Job: Write out every row below word for word, and leave the pictures out.
· · · · · · ·
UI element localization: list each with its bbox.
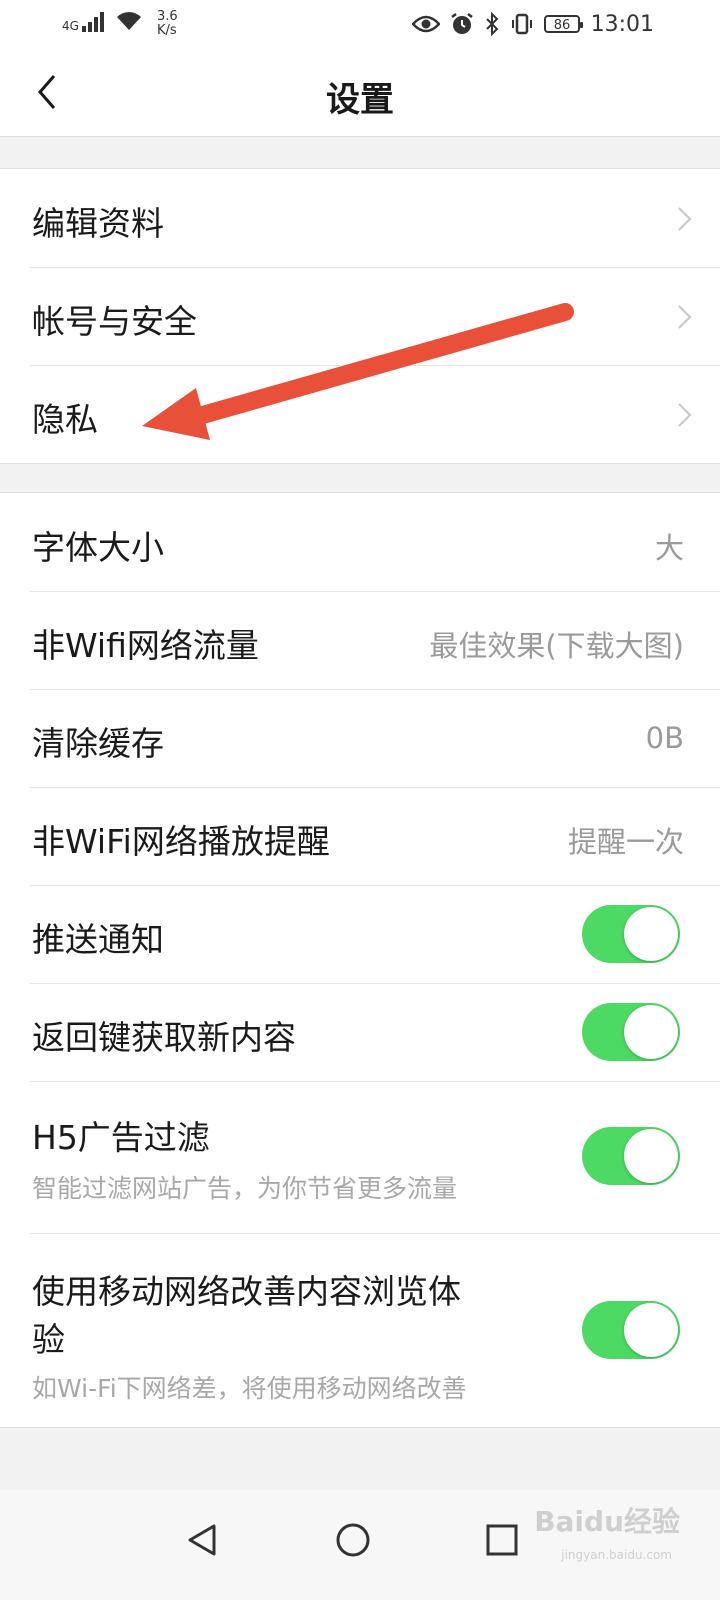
row-label-line2: 验 — [32, 1320, 65, 1359]
status-right: 86 — [412, 12, 583, 36]
chevron-right-icon — [678, 305, 692, 329]
settings-row-back-key-refresh: 返回键获取新内容 — [0, 983, 720, 1081]
row-description: 如Wi-Fi下网络差，将使用移动网络改善 — [32, 1374, 467, 1403]
circle-home-icon[interactable] — [323, 1510, 383, 1570]
watermark: Baidu经验 — [534, 1505, 680, 1538]
row-label: 非Wifi网络流量 — [32, 626, 259, 665]
network-speed: 3.6 K/s — [157, 10, 178, 38]
square-recent-icon[interactable] — [472, 1510, 532, 1570]
row-value: 提醒一次 — [567, 825, 684, 859]
speed-unit: K/s — [156, 23, 177, 38]
settings-row-privacy[interactable]: 隐私 — [0, 365, 720, 463]
settings-row-account-security[interactable]: 帐号与安全 — [0, 267, 720, 365]
wifi-icon — [116, 12, 141, 30]
toggle-knob — [624, 1005, 678, 1059]
bluetooth-icon — [486, 12, 499, 36]
settings-row-clear-cache[interactable]: 清除缓存 0B — [0, 689, 720, 787]
row-description: 智能过滤网站广告，为你节省更多流量 — [32, 1174, 458, 1203]
alarm-icon — [451, 13, 473, 34]
settings-row-font-size[interactable]: 字体大小 大 — [0, 493, 720, 591]
toggle-knob — [624, 1303, 678, 1357]
general-settings-group: 字体大小 大 非Wifi网络流量 最佳效果(下载大图) 清除缓存 0B 非WiF… — [0, 492, 720, 1428]
eye-icon — [412, 15, 440, 33]
row-label: 编辑资料 — [32, 204, 164, 243]
row-label: 返回键获取新内容 — [32, 1018, 296, 1057]
row-label: 推送通知 — [32, 920, 164, 959]
row-label: 字体大小 — [32, 528, 164, 567]
row-label: 使用移动网络改善内容浏览体 — [32, 1272, 461, 1311]
chevron-right-icon — [678, 403, 692, 427]
row-value: 大 — [654, 531, 684, 565]
watermark-url: jingyan.baidu.com — [561, 1548, 672, 1562]
toggle-knob — [624, 1129, 678, 1183]
toggle-knob — [624, 907, 678, 961]
vibrate-icon — [512, 13, 532, 35]
h5-ad-filter-toggle[interactable] — [582, 1127, 680, 1185]
back-key-refresh-toggle[interactable] — [582, 1003, 680, 1061]
row-label: 非WiFi网络播放提醒 — [32, 822, 330, 861]
mobile-network-improve-toggle[interactable] — [582, 1301, 680, 1359]
settings-row-mobile-network-improve: 使用移动网络改善内容浏览体 验 如Wi-Fi下网络差，将使用移动网络改善 — [0, 1233, 720, 1427]
title-bar: 设置 — [0, 50, 720, 137]
triangle-back-icon[interactable] — [172, 1510, 232, 1570]
settings-row-push-notifications: 推送通知 — [0, 885, 720, 983]
row-value: 0B — [645, 721, 684, 755]
row-label: 隐私 — [32, 400, 98, 439]
signal-group: 4G — [62, 10, 143, 32]
settings-row-edit-profile[interactable]: 编辑资料 — [0, 169, 720, 267]
network-type: 4G — [62, 19, 79, 33]
row-label: 清除缓存 — [32, 724, 164, 763]
chevron-right-icon — [678, 207, 692, 231]
status-bar: 4G 3.6 K/s 86 13:01 — [0, 0, 720, 50]
row-label: H5广告过滤 — [32, 1118, 210, 1157]
row-label: 帐号与安全 — [32, 302, 197, 341]
status-left: 4G 3.6 K/s — [62, 10, 178, 38]
settings-row-non-wifi-playback-reminder[interactable]: 非WiFi网络播放提醒 提醒一次 — [0, 787, 720, 885]
push-notifications-toggle[interactable] — [582, 905, 680, 963]
signal-icon — [81, 12, 104, 32]
row-value: 最佳效果(下载大图) — [429, 629, 684, 663]
account-settings-group: 编辑资料 帐号与安全 隐私 — [0, 168, 720, 464]
status-time: 13:01 — [590, 12, 654, 37]
settings-row-non-wifi-traffic[interactable]: 非Wifi网络流量 最佳效果(下载大图) — [0, 591, 720, 689]
settings-row-h5-ad-filter: H5广告过滤 智能过滤网站广告，为你节省更多流量 — [0, 1081, 720, 1233]
page-title: 设置 — [326, 80, 394, 120]
battery-indicator: 86 — [544, 15, 583, 33]
speed-value: 3.6 — [156, 9, 178, 24]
· · · · · · ·
Result for this exercise:
UI element localization: list each with its bbox.
row-label-line2: 验 — [32, 1320, 65, 1359]
status-right: 86 — [412, 12, 583, 36]
chevron-right-icon — [678, 305, 692, 329]
settings-row-back-key-refresh: 返回键获取新内容 — [0, 983, 720, 1081]
row-description: 如Wi-Fi下网络差，将使用移动网络改善 — [32, 1374, 467, 1403]
circle-home-icon[interactable] — [323, 1510, 383, 1570]
watermark: Baidu经验 — [534, 1505, 680, 1538]
row-label: 非Wifi网络流量 — [32, 626, 259, 665]
network-speed: 3.6 K/s — [157, 10, 178, 38]
square-recent-icon[interactable] — [472, 1510, 532, 1570]
row-value: 提醒一次 — [567, 825, 684, 859]
speed-unit: K/s — [156, 23, 177, 38]
settings-row-privacy[interactable]: 隐私 — [0, 365, 720, 463]
settings-row-account-security[interactable]: 帐号与安全 — [0, 267, 720, 365]
wifi-icon — [116, 12, 141, 30]
toggle-knob — [624, 1005, 678, 1059]
bluetooth-icon — [486, 12, 499, 36]
settings-row-clear-cache[interactable]: 清除缓存 0B — [0, 689, 720, 787]
row-description: 智能过滤网站广告，为你节省更多流量 — [32, 1174, 458, 1203]
alarm-icon — [451, 13, 473, 34]
settings-row-font-size[interactable]: 字体大小 大 — [0, 493, 720, 591]
toggle-knob — [624, 1303, 678, 1357]
general-settings-group: 字体大小 大 非Wifi网络流量 最佳效果(下载大图) 清除缓存 0B 非WiF… — [0, 492, 720, 1428]
eye-icon — [412, 15, 440, 33]
row-label: 编辑资料 — [32, 204, 164, 243]
row-label: 返回键获取新内容 — [32, 1018, 296, 1057]
row-label: 推送通知 — [32, 920, 164, 959]
row-label: 字体大小 — [32, 528, 164, 567]
row-label: 使用移动网络改善内容浏览体 — [32, 1272, 461, 1311]
chevron-right-icon — [678, 403, 692, 427]
row-value: 大 — [654, 531, 684, 565]
watermark-url: jingyan.baidu.com — [561, 1548, 672, 1562]
toggle-knob — [624, 1129, 678, 1183]
toggle-knob — [624, 907, 678, 961]
vibrate-icon — [512, 13, 532, 35]
h5-ad-filter-toggle[interactable] — [582, 1127, 680, 1185]
back-key-refresh-toggle[interactable] — [582, 1003, 680, 1061]
row-label: 非WiFi网络播放提醒 — [32, 822, 330, 861]
mobile-network-improve-toggle[interactable] — [582, 1301, 680, 1359]
settings-row-mobile-network-improve: 使用移动网络改善内容浏览体 验 如Wi-Fi下网络差，将使用移动网络改善 — [0, 1233, 720, 1427]
title-bar: 设置 — [0, 50, 720, 137]
triangle-back-icon[interactable] — [172, 1510, 232, 1570]
settings-row-push-notifications: 推送通知 — [0, 885, 720, 983]
row-value: 0B — [645, 721, 684, 755]
row-label: 隐私 — [32, 400, 98, 439]
signal-group: 4G — [62, 10, 143, 32]
settings-row-edit-profile[interactable]: 编辑资料 — [0, 169, 720, 267]
network-type: 4G — [62, 19, 79, 33]
row-label: 清除缓存 — [32, 724, 164, 763]
chevron-right-icon — [678, 207, 692, 231]
status-bar: 4G 3.6 K/s 86 13:01 — [0, 0, 720, 50]
row-label: H5广告过滤 — [32, 1118, 210, 1157]
row-label: 帐号与安全 — [32, 302, 197, 341]
status-left: 4G 3.6 K/s — [62, 10, 178, 38]
settings-row-non-wifi-playback-reminder[interactable]: 非WiFi网络播放提醒 提醒一次 — [0, 787, 720, 885]
push-notifications-toggle[interactable] — [582, 905, 680, 963]
signal-icon — [81, 12, 104, 32]
row-value: 最佳效果(下载大图) — [429, 629, 684, 663]
account-settings-group: 编辑资料 帐号与安全 隐私 — [0, 168, 720, 464]
status-time: 13:01 — [590, 12, 654, 37]
settings-row-non-wifi-traffic[interactable]: 非Wifi网络流量 最佳效果(下载大图) — [0, 591, 720, 689]
settings-row-h5-ad-filter: H5广告过滤 智能过滤网站广告，为你节省更多流量 — [0, 1081, 720, 1233]
page-title: 设置 — [326, 80, 394, 120]
battery-indicator: 86 — [544, 15, 583, 33]
speed-value: 3.6 — [156, 9, 178, 24]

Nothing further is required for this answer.